***** Stored rows

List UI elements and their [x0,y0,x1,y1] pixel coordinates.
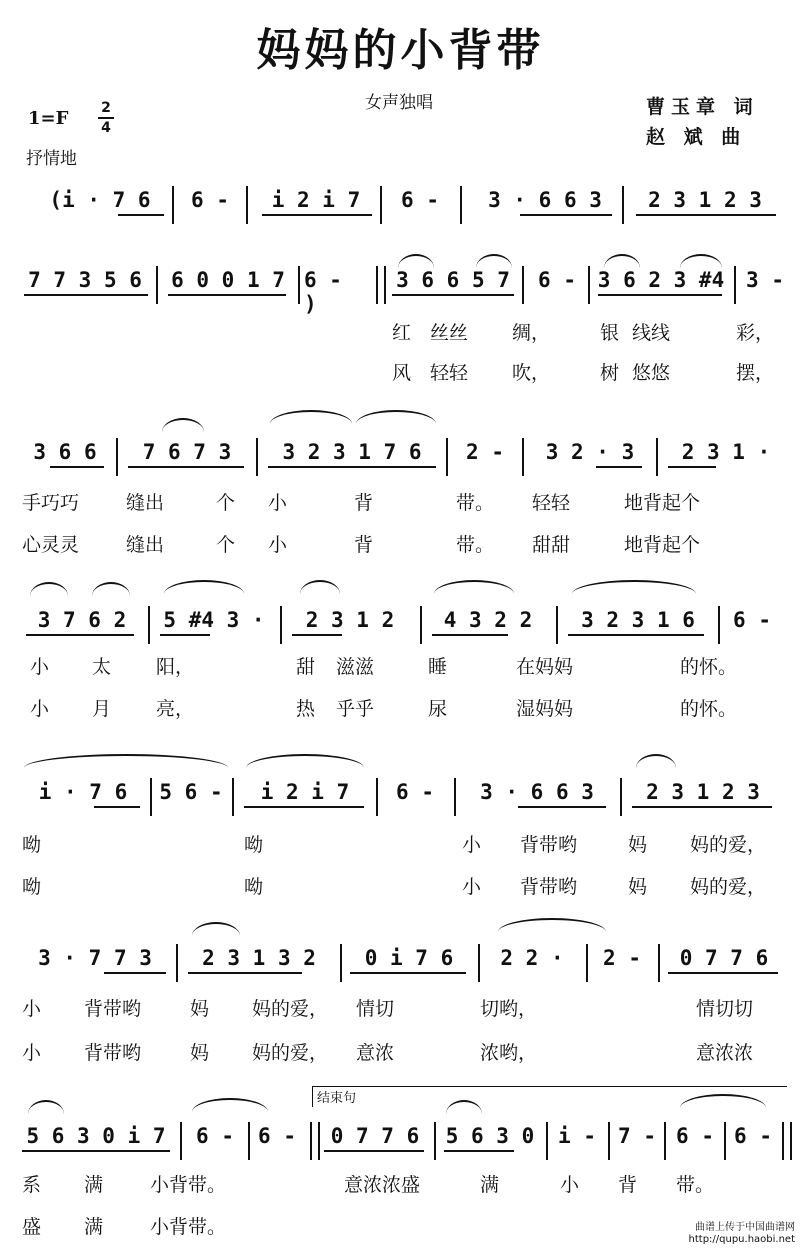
underline [128,466,244,468]
lyric-line-verse1 [0,652,801,678]
key-signature: 1=F [28,108,69,129]
barline [116,438,118,476]
measure [20,440,110,486]
lyric-line-verse1 [0,994,801,1020]
underline [392,294,514,296]
lyric: 乎乎 [336,698,375,720]
underline [596,466,642,468]
measure [730,1124,776,1170]
lyric: 小 [268,492,288,514]
lyric: 呦 [244,876,264,898]
lyric: 地背起个 [624,492,701,514]
barline [460,186,462,224]
lyric: 意浓浓 [696,1042,754,1064]
underline [94,806,140,808]
lyric: 呦 [22,834,42,856]
measure-notes: 6 - [734,1124,772,1148]
measure [462,780,612,826]
lyric: 背 [354,492,374,514]
measure [724,608,780,654]
lyric: 妈的爱， [690,834,767,856]
barline [522,266,524,304]
barline [434,1122,436,1160]
lyric-line-verse2 [0,530,801,556]
lyric: 背 [618,1174,638,1196]
barline [622,186,624,224]
lyric: 满 [84,1216,104,1238]
measure-notes: 0 7 7 6 [330,1124,420,1148]
subtitle: 女声独唱 [365,93,433,113]
measure-notes: 2 - [603,946,641,970]
barline [664,1122,666,1160]
lyric: 风 [392,362,412,384]
slur [572,580,696,594]
lyric: 心灵灵 [22,534,80,556]
slur [270,410,352,424]
underline [188,972,302,974]
lyric: 系 [22,1174,42,1196]
measure [484,946,580,992]
measure-notes: 7 6 7 3 [142,440,232,464]
lyric: 背带哟 [520,876,578,898]
barline [420,606,422,644]
measure [20,268,150,314]
underline [262,214,372,216]
barline [608,1122,610,1160]
measure-notes: 6 - [733,608,771,632]
lyric: 轻轻 [532,492,571,514]
lyric: 小背带。 [150,1216,227,1238]
lyric: 尿 [428,698,448,720]
underline [324,1150,424,1152]
lyric-line-verse2 [0,872,801,898]
lyric: 个 [216,492,236,514]
barline [232,778,234,816]
measure-notes: 3 6 2 3 #4 [597,268,725,292]
lyric: 盛 [22,1216,42,1238]
barline [478,944,480,982]
lyric: 意浓浓盛 [344,1174,421,1196]
barline [172,186,174,224]
measure-notes: 3 · 7 7 3 [38,946,152,970]
slur [30,582,68,596]
measure [528,268,586,314]
measure-notes: 2 3 1 2 3 [646,780,760,804]
underline [568,634,704,636]
measure-notes: 6 - [401,188,439,212]
barline [248,1122,250,1160]
barline [620,778,622,816]
underline [268,466,436,468]
underline [26,634,134,636]
measure-notes: 3 2 3 1 7 6 [282,440,422,464]
slur [604,254,640,268]
lyric-line-verse2 [0,694,801,720]
underline [520,214,612,216]
measure-notes: 2 2 · [500,946,564,970]
site-watermark [689,1222,795,1246]
measure-notes: 3 7 6 2 [37,608,127,632]
slur [476,254,512,268]
lyric: 银 [600,322,620,344]
lyric: 妈 [628,876,648,898]
barline [556,606,558,644]
barline [180,1122,182,1160]
lyric: 滋滋 [336,656,375,678]
coda-label: 结束句 [317,1091,357,1106]
lyric: 小背带。 [150,1174,227,1196]
tempo-marking: 抒情地 [26,149,77,169]
slur [680,254,722,268]
lyric: 切哟， [480,998,538,1020]
slur [192,1098,268,1112]
barline [724,1122,726,1160]
lyric: 亮， [156,698,195,720]
slur [636,754,676,768]
lyric: 个 [216,534,236,556]
lyric: 带。 [456,492,495,514]
lyric: 线线 [632,322,671,344]
lyric: 情切切 [696,998,754,1020]
watermark-line-2: http://qupu.haobi.net [688,1234,795,1245]
measure-notes: 2 3 1 · [681,440,771,464]
measure-notes: (i · 7 6 [49,188,151,212]
lyricist-credit: 曹玉章 词 [646,96,759,118]
barline [376,778,378,816]
measure [594,268,728,314]
barline [156,266,158,304]
underline [632,806,772,808]
lyric-line-verse1 [0,318,801,344]
barline [734,266,736,304]
underline [160,634,210,636]
lyric: 吹， [512,362,551,384]
barline [586,944,588,982]
lyric: 小 [268,534,288,556]
measure [388,268,518,314]
lyric: 带。 [456,534,495,556]
lyric: 摆， [736,362,775,384]
measure [184,946,334,992]
measure-notes: 6 - [258,1124,296,1148]
measure [252,1124,302,1170]
measure [384,780,446,826]
slur [28,1100,64,1114]
measure [304,268,364,314]
lyric: 小 [462,834,482,856]
measure [428,608,548,654]
lyric: 妈 [628,834,648,856]
barline [454,778,456,816]
underline [104,972,166,974]
measure-notes: i - [558,1124,596,1148]
slur [434,580,514,594]
slur [300,580,340,594]
measure [20,946,170,992]
underline [22,1150,170,1152]
lyric: 月 [92,698,112,720]
lyric: 妈的爱， [252,998,329,1020]
measure [18,1124,174,1170]
measure [664,440,788,486]
barline [546,1122,548,1160]
lyric-line-verse1 [0,830,801,856]
underline [636,214,776,216]
double-barline [376,266,386,304]
measure [440,1124,540,1170]
lyric: 小 [560,1174,580,1196]
measure [256,188,376,234]
barline [446,438,448,476]
measure [564,608,712,654]
slur [498,918,606,932]
measure-notes: 2 3 1 2 [305,608,395,632]
measure-notes: 0 7 7 6 [679,946,769,970]
underline [668,466,716,468]
measure [240,780,370,826]
slur [398,254,434,268]
page-title: 妈妈的小背带 [256,25,545,76]
measure-notes: 3 6 6 5 7 [396,268,510,292]
measure-notes: 3 · 6 6 3 [480,780,594,804]
barline [246,186,248,224]
lyric-line-verse2 [0,358,801,384]
barline [176,944,178,982]
lyric: 小 [30,698,50,720]
measure-notes: 6 0 0 1 7 [171,268,285,292]
measure-notes: 3 6 6 [33,440,97,464]
time-signature [98,100,114,136]
slur [92,582,130,596]
underline [518,806,606,808]
lyric: 小 [22,1042,42,1064]
underline [444,1150,514,1152]
lyric: 缝出 [126,492,165,514]
measure-notes: i · 7 6 [38,780,128,804]
time-signature-line [98,117,114,119]
watermark-line-1: 曲谱上传于中国曲谱网 [695,1222,795,1233]
lyric: 在妈妈 [516,656,574,678]
lyric: 呦 [244,834,264,856]
lyric: 热 [296,698,316,720]
barline [340,944,342,982]
measure-notes: 6 - [676,1124,714,1148]
measure [22,608,142,654]
lyric: 太 [92,656,112,678]
lyric: 满 [480,1174,500,1196]
lyric: 妈的爱， [690,876,767,898]
measure [20,780,146,826]
measure-notes: 2 - [466,440,504,464]
lyric: 背带哟 [84,1042,142,1064]
lyric: 手巧巧 [22,492,80,514]
barline [718,606,720,644]
barline [656,438,658,476]
slur [192,922,240,936]
measure [628,780,778,826]
lyric: 小 [22,998,42,1020]
lyric: 妈的爱， [252,1042,329,1064]
measure-notes: 4 3 2 2 [443,608,533,632]
measure [630,188,780,234]
measure [454,440,516,486]
measure [186,1124,244,1170]
measure-notes: 5 6 3 0 i 7 [26,1124,166,1148]
underline [432,634,508,636]
lyric: 呦 [22,876,42,898]
lyric: 树 [600,362,620,384]
measure [346,946,472,992]
lyric: 的怀。 [680,656,738,678]
lyric: 红 [392,322,412,344]
slur [162,418,204,432]
measure-notes: 3 - [746,268,784,292]
repeat-barline [310,1122,320,1160]
barline [280,606,282,644]
measure [156,780,226,826]
underline [244,806,364,808]
measure-notes: 0 i 7 6 [364,946,454,970]
measure [124,440,250,486]
time-signature-bottom: 4 [101,120,111,136]
measure [388,188,452,234]
lyric: 绸， [512,322,551,344]
measure-notes: 6 - [396,780,434,804]
lyric: 轻轻 [430,362,469,384]
underline [118,214,164,216]
final-barline [782,1122,792,1160]
measure-notes: 5 6 3 0 [445,1124,535,1148]
lyric: 背带哟 [520,834,578,856]
underline [168,294,286,296]
measure-notes: 6 - ) [304,268,342,316]
slur [164,580,244,594]
measure [288,608,412,654]
measure-notes: 6 - [196,1124,234,1148]
lyric: 浓哟， [480,1042,538,1064]
measure-notes: i 2 i 7 [260,780,350,804]
measure [264,440,440,486]
measure-notes: 5 #4 3 · [163,608,265,632]
lyric: 情切 [356,998,395,1020]
measure-notes: 3 2 · 3 [545,440,635,464]
measure-notes: 5 6 - [159,780,223,804]
lyric-line-verse2 [0,1212,801,1238]
time-signature-top: 2 [101,100,111,116]
lyric: 彩， [736,322,775,344]
barline [380,186,382,224]
underline [292,634,342,636]
lyric: 地背起个 [624,534,701,556]
measure [740,268,790,314]
lyric-line-verse2 [0,1038,801,1064]
measure-notes: 7 7 3 5 6 [28,268,142,292]
underline [598,294,722,296]
measure [530,440,650,486]
composer-credit: 赵 斌 曲 [646,126,747,148]
lyric: 小 [30,656,50,678]
underline [668,972,778,974]
lyric: 小 [462,876,482,898]
measure [164,268,292,314]
measure [552,1124,602,1170]
measure [180,188,240,234]
measure [592,946,652,992]
measure-notes: 6 - [191,188,229,212]
lyric: 意浓 [356,1042,395,1064]
lyric: 悠悠 [632,362,671,384]
barline [256,438,258,476]
lyric-line-verse1 [0,488,801,514]
measure [664,946,784,992]
lyric: 丝丝 [430,322,469,344]
underline [350,972,466,974]
lyric: 背带哟 [84,998,142,1020]
lyric: 睡 [428,656,448,678]
slur [24,754,228,768]
barline [298,266,300,304]
barline [588,266,590,304]
measure [320,1124,430,1170]
barline [658,944,660,982]
measure [156,608,272,654]
barline [150,778,152,816]
barline [148,606,150,644]
lyric: 带。 [676,1174,715,1196]
measure-notes: i 2 i 7 [271,188,361,212]
slur [246,754,364,768]
underline [50,466,104,468]
slur [356,410,436,424]
measure [30,188,170,234]
measure [670,1124,720,1170]
underline [24,294,148,296]
measure [470,188,620,234]
lyric: 妈 [190,998,210,1020]
measure [614,1124,660,1170]
measure-notes: 3 · 6 6 3 [488,188,602,212]
barline [522,438,524,476]
lyric: 满 [84,1174,104,1196]
measure-notes: 6 - [538,268,576,292]
lyric: 甜甜 [532,534,571,556]
measure-notes: 3 2 3 1 6 [581,608,695,632]
lyric: 阳， [156,656,195,678]
lyric: 缝出 [126,534,165,556]
measure-notes: 2 3 1 3 2 [202,946,316,970]
lyric: 妈 [190,1042,210,1064]
lyric: 背 [354,534,374,556]
measure-notes: 7 - [618,1124,656,1148]
lyric-line-verse1 [0,1170,801,1196]
lyric: 的怀。 [680,698,738,720]
measure-notes: 2 3 1 2 3 [648,188,762,212]
lyric: 湿妈妈 [516,698,574,720]
lyric: 甜 [296,656,316,678]
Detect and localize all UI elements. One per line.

**********

Could you write out the part of the listing that opens with the line containing "underline [128,466,244,468]" and closes with the line containing "lyric: 满 [84,1216,104,1238]", both included?

underline [128,466,244,468]
lyric-line-verse1 [0,652,801,678]
key-signature: 1=F [28,108,69,129]
barline [116,438,118,476]
measure [20,440,110,486]
lyric-line-verse1 [0,994,801,1020]
underline [392,294,514,296]
lyric: 乎乎 [336,698,375,720]
underline [596,466,642,468]
measure [730,1124,776,1170]
lyric: 小 [268,492,288,514]
lyric: 呦 [244,876,264,898]
lyric: 地背起个 [624,492,701,514]
barline [460,186,462,224]
lyric: 意浓浓 [696,1042,754,1064]
underline [94,806,140,808]
lyric: 呦 [22,834,42,856]
measure-notes: 6 - [734,1124,772,1148]
measure [462,780,612,826]
lyric: 背 [354,492,374,514]
measure [724,608,780,654]
lyric: 妈的爱， [690,834,767,856]
barline [522,266,524,304]
barline [434,1122,436,1160]
lyric-line-verse2 [0,530,801,556]
lyric: 背 [618,1174,638,1196]
barline [622,186,624,224]
lyric: 满 [84,1216,104,1238]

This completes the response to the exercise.